Your task is to reproduce the material exactly.

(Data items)
--------------------------------
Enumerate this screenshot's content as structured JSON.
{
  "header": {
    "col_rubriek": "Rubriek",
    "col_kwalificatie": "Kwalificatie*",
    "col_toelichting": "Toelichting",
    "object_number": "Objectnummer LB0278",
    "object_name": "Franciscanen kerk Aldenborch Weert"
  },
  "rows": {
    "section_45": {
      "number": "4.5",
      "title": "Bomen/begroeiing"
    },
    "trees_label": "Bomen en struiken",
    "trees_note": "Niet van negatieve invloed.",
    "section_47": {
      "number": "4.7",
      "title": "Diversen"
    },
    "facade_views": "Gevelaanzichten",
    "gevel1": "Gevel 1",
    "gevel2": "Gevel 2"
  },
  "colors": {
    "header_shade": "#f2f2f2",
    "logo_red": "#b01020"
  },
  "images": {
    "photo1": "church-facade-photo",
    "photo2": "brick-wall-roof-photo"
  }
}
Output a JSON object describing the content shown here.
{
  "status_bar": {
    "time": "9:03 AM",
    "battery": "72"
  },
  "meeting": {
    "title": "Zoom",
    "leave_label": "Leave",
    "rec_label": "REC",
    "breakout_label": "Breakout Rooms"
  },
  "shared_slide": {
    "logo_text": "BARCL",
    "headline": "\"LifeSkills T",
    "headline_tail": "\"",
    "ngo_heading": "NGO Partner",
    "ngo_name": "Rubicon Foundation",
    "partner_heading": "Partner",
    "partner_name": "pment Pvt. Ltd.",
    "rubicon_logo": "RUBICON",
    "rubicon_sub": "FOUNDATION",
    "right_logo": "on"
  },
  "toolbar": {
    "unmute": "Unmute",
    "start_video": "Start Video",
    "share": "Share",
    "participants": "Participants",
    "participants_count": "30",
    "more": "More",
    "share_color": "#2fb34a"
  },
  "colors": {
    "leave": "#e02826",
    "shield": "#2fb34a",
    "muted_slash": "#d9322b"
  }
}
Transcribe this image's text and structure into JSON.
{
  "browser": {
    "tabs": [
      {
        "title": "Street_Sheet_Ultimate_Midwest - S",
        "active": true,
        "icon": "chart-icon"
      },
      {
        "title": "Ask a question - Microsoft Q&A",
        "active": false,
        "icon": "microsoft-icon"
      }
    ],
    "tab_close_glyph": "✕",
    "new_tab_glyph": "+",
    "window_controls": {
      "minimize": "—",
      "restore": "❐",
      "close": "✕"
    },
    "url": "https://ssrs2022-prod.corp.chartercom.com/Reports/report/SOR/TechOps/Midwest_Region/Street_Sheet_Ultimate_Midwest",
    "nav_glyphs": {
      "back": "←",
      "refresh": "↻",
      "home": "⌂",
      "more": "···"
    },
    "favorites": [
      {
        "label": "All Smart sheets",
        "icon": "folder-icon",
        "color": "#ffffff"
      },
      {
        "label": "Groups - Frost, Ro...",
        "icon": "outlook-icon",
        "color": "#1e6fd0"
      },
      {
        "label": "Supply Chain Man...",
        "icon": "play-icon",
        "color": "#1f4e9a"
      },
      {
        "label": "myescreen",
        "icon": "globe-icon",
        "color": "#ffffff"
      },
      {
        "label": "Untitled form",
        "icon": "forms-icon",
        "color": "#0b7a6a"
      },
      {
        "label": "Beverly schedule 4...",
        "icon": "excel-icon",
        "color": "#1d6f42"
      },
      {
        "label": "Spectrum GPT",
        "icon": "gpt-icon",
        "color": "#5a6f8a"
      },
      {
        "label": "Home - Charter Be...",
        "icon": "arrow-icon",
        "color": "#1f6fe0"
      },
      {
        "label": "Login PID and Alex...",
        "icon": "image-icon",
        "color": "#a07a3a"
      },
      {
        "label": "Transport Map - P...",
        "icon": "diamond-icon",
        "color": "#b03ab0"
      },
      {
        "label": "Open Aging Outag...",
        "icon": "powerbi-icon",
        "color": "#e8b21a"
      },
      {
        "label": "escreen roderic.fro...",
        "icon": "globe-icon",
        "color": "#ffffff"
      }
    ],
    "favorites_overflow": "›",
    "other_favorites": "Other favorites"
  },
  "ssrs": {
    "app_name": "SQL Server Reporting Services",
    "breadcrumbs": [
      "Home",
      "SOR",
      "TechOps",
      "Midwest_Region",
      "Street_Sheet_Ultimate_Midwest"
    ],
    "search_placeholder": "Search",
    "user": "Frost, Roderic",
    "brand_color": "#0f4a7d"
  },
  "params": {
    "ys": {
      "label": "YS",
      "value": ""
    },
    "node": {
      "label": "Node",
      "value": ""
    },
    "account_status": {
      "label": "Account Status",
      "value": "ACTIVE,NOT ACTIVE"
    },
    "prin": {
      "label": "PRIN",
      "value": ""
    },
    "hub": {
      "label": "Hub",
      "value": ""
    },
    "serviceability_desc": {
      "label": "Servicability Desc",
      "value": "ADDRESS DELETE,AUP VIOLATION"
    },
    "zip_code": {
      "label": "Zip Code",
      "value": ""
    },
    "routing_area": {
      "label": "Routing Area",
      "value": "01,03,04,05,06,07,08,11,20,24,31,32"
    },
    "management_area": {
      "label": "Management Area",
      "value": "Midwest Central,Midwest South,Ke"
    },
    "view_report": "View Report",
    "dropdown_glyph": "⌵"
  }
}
--------------------------------
* [Solution to this exercise]
Enumerate this screenshot's content as structured JSON.
{
  "header": {
    "col_rubriek": "Rubriek",
    "col_kwalificatie": "Kwalificatie*",
    "col_toelichting": "Toelichting",
    "object_number": "Objectnummer LB0278",
    "object_name": "Franciscanen kerk Aldenborch Weert"
  },
  "rows": {
    "section_45": {
      "number": "4.5",
      "title": "Bomen/begroeiing"
    },
    "trees_label": "Bomen en struiken",
    "trees_note": "Niet van negatieve invloed.",
    "section_47": {
      "number": "4.7",
      "title": "Diversen"
    },
    "facade_views": "Gevelaanzichten",
    "gevel1": "Gevel 1",
    "gevel2": "Gevel 2"
  },
  "colors": {
    "header_shade": "#f2f2f2",
    "logo_red": "#b01020"
  },
  "images": {
    "photo1": "church-facade-photo",
    "photo2": "brick-wall-roof-photo"
  }
}
Output a JSON object describing the content shown here.
{
  "status_bar": {
    "time": "9:03 AM",
    "battery": "72"
  },
  "meeting": {
    "title": "Zoom",
    "leave_label": "Leave",
    "rec_label": "REC",
    "breakout_label": "Breakout Rooms"
  },
  "shared_slide": {
    "logo_text": "BARCL",
    "headline": "\"LifeSkills T",
    "headline_tail": "\"",
    "ngo_heading": "NGO Partner",
    "ngo_name": "Rubicon Foundation",
    "partner_heading": "Partner",
    "partner_name": "pment Pvt. Ltd.",
    "rubicon_logo": "RUBICON",
    "rubicon_sub": "FOUNDATION",
    "right_logo": "on"
  },
  "toolbar": {
    "unmute": "Unmute",
    "start_video": "Start Video",
    "share": "Share",
    "participants": "Participants",
    "participants_count": "30",
    "more": "More",
    "share_color": "#2fb34a"
  },
  "colors": {
    "leave": "#e02826",
    "shield": "#2fb34a",
    "muted_slash": "#d9322b"
  }
}
Transcribe this image's text and structure into JSON.
{
  "browser": {
    "tabs": [
      {
        "title": "Street_Sheet_Ultimate_Midwest - S",
        "active": true,
        "icon": "chart-icon"
      },
      {
        "title": "Ask a question - Microsoft Q&A",
        "active": false,
        "icon": "microsoft-icon"
      }
    ],
    "tab_close_glyph": "✕",
    "new_tab_glyph": "+",
    "window_controls": {
      "minimize": "—",
      "restore": "❐",
      "close": "✕"
    },
    "url": "https://ssrs2022-prod.corp.chartercom.com/Reports/report/SOR/TechOps/Midwest_Region/Street_Sheet_Ultimate_Midwest",
    "nav_glyphs": {
      "back": "←",
      "refresh": "↻",
      "home": "⌂",
      "more": "···"
    },
    "favorites": [
      {
        "label": "All Smart sheets",
        "icon": "folder-icon",
        "color": "#ffffff"
      },
      {
        "label": "Groups - Frost, Ro...",
        "icon": "outlook-icon",
        "color": "#1e6fd0"
      },
      {
        "label": "Supply Chain Man...",
        "icon": "play-icon",
        "color": "#1f4e9a"
      },
      {
        "label": "myescreen",
        "icon": "globe-icon",
        "color": "#ffffff"
      },
      {
        "label": "Untitled form",
        "icon": "forms-icon",
        "color": "#0b7a6a"
      },
      {
        "label": "Beverly schedule 4...",
        "icon": "excel-icon",
        "color": "#1d6f42"
      },
      {
        "label": "Spectrum GPT",
        "icon": "gpt-icon",
        "color": "#5a6f8a"
      },
      {
        "label": "Home - Charter Be...",
        "icon": "arrow-icon",
        "color": "#1f6fe0"
      },
      {
        "label": "Login PID and Alex...",
        "icon": "image-icon",
        "color": "#a07a3a"
      },
      {
        "label": "Transport Map - P...",
        "icon": "diamond-icon",
        "color": "#b03ab0"
      },
      {
        "label": "Open Aging Outag...",
        "icon": "powerbi-icon",
        "color": "#e8b21a"
      },
      {
        "label": "escreen roderic.fro...",
        "icon": "globe-icon",
        "color": "#ffffff"
      }
    ],
    "favorites_overflow": "›",
    "other_favorites": "Other favorites"
  },
  "ssrs": {
    "app_name": "SQL Server Reporting Services",
    "breadcrumbs": [
      "Home",
      "SOR",
      "TechOps",
      "Midwest_Region",
      "Street_Sheet_Ultimate_Midwest"
    ],
    "search_placeholder": "Search",
    "user": "Frost, Roderic",
    "brand_color": "#0f4a7d"
  },
  "params": {
    "ys": {
      "label": "YS",
      "value": ""
    },
    "node": {
      "label": "Node",
      "value": ""
    },
    "account_status": {
      "label": "Account Status",
      "value": "ACTIVE,NOT ACTIVE"
    },
    "prin": {
      "label": "PRIN",
      "value": ""
    },
    "hub": {
      "label": "Hub",
      "value": ""
    },
    "serviceability_desc": {
      "label": "Servicability Desc",
      "value": "ADDRESS DELETE,AUP VIOLATION"
    },
    "zip_code": {
      "label": "Zip Code",
      "value": ""
    },
    "routing_area": {
      "label": "Routing Area",
      "value": "01,03,04,05,06,07,08,11,20,24,31,32"
    },
    "management_area": {
      "label": "Management Area",
      "value": "Midwest Central,Midwest South,Ke"
    },
    "view_report": "View Report",
    "dropdown_glyph": "⌵"
  }
}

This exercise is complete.